[Data excerpts]
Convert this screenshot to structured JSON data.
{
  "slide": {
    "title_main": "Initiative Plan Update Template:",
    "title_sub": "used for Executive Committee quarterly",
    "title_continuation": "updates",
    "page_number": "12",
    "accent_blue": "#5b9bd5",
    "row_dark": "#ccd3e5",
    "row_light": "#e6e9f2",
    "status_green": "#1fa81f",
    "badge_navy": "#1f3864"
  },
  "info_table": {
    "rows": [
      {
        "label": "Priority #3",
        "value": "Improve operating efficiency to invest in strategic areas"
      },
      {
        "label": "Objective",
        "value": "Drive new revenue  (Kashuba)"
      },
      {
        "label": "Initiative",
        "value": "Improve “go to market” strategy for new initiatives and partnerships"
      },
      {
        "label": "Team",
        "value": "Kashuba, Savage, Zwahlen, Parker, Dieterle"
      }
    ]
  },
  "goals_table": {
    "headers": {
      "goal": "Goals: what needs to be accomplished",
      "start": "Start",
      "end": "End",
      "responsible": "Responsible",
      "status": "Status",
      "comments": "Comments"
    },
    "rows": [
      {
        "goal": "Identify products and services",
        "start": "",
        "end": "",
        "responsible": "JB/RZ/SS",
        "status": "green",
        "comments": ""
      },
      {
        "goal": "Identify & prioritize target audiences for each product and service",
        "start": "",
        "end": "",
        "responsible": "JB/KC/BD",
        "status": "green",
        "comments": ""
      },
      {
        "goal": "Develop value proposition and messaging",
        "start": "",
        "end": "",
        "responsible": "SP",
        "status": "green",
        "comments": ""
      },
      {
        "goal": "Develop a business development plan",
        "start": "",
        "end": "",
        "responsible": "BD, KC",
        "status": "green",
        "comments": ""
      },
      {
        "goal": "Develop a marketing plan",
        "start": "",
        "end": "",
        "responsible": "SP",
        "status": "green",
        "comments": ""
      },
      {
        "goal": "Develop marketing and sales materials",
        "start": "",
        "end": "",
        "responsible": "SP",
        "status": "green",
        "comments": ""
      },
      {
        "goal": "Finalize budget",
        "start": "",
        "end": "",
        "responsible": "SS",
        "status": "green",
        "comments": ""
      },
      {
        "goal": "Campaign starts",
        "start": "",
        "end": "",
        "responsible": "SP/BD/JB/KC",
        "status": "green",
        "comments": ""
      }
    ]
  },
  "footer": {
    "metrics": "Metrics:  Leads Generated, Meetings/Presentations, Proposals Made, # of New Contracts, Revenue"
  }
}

**THE PROBLEM**
Look through the listing and extract every line with "Kashuba" in it.

**THE RESULT**
        "value": "Drive new revenue  (Kashuba)"
        "value": "Kashuba, Savage, Zwahlen, Parker, Dieterle"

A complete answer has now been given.